**** Records ****

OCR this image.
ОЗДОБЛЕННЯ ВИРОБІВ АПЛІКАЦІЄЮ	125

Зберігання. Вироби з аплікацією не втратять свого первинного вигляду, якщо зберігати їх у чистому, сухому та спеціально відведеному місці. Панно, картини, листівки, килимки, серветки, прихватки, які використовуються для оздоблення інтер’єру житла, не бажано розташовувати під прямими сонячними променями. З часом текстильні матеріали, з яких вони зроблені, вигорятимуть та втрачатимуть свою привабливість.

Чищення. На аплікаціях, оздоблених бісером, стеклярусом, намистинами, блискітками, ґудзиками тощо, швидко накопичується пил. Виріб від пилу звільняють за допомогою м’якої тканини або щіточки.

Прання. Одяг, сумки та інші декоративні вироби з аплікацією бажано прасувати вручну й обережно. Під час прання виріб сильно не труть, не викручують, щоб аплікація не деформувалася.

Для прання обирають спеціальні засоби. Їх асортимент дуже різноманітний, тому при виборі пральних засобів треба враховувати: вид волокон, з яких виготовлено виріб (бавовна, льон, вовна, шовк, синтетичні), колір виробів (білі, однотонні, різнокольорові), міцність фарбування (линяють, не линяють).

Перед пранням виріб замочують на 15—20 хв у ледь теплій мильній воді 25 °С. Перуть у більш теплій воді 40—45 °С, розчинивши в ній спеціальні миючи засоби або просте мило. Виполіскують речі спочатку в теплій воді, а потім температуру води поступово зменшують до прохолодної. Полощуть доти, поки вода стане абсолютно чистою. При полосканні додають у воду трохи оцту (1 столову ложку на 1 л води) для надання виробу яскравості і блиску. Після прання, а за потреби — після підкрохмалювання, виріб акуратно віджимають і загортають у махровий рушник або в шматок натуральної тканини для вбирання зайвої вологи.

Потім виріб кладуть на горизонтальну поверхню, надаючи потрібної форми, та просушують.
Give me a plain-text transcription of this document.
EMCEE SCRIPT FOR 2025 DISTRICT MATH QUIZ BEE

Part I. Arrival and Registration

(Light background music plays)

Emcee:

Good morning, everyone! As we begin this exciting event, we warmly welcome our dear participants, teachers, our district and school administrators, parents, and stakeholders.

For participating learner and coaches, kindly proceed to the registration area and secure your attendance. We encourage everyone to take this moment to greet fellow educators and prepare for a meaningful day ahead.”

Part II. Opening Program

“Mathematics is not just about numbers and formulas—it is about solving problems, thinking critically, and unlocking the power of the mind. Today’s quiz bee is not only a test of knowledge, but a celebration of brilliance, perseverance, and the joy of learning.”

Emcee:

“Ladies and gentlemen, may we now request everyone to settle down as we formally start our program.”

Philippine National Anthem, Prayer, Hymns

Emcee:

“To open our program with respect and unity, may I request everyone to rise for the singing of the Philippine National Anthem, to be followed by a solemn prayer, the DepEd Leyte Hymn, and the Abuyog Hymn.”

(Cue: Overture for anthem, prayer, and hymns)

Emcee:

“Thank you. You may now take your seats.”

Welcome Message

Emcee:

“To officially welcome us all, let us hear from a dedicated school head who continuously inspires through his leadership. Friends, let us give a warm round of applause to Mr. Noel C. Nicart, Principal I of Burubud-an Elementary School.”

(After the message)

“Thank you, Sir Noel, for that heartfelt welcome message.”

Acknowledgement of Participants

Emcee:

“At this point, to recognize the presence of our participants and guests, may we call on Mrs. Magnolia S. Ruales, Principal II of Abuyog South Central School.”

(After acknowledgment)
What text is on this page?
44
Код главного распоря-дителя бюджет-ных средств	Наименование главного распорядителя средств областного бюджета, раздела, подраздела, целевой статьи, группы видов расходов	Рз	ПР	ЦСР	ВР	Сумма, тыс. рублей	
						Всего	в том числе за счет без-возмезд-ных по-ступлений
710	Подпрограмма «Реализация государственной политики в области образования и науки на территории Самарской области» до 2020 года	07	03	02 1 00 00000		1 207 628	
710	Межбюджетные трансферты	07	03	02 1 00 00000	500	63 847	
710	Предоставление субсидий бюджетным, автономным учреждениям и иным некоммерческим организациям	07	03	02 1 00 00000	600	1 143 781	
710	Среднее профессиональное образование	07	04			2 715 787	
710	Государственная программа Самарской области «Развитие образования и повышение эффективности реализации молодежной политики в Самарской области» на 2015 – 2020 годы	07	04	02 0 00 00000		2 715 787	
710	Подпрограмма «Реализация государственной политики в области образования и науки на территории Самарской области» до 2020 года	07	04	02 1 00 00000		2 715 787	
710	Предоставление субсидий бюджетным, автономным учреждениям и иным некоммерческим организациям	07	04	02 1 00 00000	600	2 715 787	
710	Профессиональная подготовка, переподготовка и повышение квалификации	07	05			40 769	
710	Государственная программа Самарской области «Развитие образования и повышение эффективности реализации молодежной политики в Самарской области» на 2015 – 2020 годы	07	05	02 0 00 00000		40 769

****

Your objective — Your task is to list each line of the records with the word "Подпрограмма".

Finished exercise —
710	Подпрограмма «Реализация государственной политики в области образования и науки на территории Самарской области» до 2020 года	07	03	02 1 00 00000		1 207 628	
710	Подпрограмма «Реализация государственной политики в области образования и науки на территории Самарской области» до 2020 года	07	04	02 1 00 00000		2 715 787	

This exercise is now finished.